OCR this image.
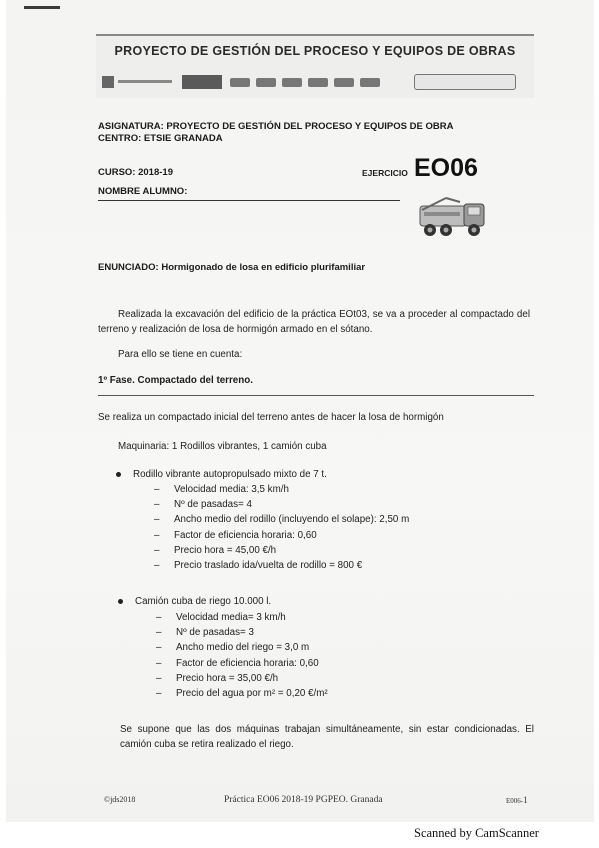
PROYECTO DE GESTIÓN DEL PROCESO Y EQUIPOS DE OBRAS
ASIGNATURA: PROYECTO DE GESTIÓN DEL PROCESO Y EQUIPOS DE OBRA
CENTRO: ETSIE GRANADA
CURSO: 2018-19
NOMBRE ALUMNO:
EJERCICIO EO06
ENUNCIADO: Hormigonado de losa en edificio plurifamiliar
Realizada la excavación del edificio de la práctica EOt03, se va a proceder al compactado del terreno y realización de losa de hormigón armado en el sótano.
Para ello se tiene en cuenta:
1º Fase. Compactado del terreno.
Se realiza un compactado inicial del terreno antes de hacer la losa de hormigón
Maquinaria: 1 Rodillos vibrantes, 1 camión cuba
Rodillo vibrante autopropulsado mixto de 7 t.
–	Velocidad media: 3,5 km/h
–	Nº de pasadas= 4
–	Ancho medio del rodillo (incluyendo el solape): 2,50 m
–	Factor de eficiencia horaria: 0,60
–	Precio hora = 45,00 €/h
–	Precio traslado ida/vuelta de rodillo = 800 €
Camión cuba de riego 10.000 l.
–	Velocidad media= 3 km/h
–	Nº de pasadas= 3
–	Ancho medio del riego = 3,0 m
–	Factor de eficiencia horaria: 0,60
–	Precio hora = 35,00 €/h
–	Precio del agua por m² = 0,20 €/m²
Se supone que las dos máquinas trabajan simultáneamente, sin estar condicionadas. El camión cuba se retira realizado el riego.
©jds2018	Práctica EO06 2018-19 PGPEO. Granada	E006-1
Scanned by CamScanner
———
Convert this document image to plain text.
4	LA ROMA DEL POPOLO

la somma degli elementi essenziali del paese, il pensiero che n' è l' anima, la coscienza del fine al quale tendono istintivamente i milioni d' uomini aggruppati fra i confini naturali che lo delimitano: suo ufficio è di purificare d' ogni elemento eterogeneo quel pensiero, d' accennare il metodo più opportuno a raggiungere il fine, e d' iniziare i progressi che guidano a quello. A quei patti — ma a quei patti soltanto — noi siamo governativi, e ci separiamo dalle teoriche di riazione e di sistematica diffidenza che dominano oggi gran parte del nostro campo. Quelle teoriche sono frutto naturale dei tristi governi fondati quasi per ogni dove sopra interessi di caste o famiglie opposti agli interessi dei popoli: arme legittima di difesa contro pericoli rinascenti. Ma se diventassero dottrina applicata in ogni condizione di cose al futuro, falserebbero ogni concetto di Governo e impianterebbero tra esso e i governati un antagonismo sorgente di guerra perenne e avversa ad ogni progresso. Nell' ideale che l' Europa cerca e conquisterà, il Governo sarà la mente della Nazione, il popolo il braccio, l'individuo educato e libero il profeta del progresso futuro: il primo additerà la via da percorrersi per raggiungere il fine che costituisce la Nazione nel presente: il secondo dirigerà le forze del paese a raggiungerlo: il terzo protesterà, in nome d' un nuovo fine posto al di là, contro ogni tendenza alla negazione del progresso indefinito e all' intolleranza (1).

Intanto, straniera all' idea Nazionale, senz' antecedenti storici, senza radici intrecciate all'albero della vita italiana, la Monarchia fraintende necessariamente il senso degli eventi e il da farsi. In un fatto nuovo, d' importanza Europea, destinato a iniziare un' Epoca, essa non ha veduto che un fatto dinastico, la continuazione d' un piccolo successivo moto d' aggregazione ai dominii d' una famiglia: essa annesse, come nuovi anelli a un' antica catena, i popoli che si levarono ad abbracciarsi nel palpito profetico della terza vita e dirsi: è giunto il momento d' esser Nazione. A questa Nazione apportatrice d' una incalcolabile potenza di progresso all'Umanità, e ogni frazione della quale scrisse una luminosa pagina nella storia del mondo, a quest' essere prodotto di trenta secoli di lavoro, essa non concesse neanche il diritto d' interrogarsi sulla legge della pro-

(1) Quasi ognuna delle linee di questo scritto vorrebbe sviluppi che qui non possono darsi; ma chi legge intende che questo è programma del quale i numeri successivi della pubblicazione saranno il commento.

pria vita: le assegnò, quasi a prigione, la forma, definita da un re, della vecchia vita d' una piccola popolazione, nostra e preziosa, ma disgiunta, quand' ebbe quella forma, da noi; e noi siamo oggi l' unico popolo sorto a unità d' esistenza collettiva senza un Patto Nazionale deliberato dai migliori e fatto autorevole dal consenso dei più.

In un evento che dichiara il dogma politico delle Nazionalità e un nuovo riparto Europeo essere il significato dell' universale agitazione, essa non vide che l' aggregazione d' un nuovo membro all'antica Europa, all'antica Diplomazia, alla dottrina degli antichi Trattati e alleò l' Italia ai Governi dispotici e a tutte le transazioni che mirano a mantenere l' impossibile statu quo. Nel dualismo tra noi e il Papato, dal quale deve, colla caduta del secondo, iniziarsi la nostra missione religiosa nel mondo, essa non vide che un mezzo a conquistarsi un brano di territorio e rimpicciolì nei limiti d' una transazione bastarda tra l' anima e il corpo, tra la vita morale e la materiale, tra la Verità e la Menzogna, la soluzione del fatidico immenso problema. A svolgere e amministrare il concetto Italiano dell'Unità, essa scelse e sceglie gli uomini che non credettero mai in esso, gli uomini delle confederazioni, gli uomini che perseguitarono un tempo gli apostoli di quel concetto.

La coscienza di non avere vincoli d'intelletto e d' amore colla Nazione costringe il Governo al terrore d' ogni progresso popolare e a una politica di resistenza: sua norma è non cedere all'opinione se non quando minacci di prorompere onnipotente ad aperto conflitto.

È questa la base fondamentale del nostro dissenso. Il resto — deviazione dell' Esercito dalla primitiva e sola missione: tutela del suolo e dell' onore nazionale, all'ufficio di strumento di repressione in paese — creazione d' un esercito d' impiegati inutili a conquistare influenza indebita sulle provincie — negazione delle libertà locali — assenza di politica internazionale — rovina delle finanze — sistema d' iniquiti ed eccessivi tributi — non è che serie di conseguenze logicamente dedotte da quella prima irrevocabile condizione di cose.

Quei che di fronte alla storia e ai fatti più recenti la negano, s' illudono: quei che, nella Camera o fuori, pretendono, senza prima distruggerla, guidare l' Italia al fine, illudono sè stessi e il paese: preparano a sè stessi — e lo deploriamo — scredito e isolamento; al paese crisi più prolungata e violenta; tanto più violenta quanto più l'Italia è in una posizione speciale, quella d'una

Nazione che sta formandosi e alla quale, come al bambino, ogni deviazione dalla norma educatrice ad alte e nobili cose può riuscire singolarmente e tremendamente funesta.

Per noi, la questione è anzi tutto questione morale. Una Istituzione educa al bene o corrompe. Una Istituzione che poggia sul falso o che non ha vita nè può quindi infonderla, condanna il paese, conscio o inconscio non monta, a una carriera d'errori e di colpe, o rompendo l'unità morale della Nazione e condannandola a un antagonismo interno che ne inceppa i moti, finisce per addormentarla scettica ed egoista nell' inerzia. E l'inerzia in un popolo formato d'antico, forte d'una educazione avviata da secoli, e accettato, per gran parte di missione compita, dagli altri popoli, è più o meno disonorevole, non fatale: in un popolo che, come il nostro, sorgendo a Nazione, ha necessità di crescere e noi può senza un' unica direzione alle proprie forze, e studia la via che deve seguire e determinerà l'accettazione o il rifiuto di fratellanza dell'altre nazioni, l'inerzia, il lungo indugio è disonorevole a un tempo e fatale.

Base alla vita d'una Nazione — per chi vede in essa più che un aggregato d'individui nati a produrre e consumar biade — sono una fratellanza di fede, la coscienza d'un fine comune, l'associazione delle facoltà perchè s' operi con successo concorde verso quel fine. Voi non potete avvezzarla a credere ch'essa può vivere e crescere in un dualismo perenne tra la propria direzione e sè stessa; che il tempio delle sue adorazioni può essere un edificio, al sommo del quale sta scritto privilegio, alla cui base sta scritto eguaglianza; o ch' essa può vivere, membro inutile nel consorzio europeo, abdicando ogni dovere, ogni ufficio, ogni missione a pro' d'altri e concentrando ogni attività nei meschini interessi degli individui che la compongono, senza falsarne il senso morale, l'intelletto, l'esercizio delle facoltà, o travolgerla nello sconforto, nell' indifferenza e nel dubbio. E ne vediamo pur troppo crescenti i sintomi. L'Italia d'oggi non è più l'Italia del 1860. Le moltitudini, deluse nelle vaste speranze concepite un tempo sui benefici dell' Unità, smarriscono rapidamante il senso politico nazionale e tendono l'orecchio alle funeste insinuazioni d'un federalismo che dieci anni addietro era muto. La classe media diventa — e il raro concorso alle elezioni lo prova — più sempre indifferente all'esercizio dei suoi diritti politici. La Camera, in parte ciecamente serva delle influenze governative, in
———
▸ **What the exercise asks**
Tally every line of the listing that holds the string "dalla", then give the number by itself.

▸ **Answer to this task**
2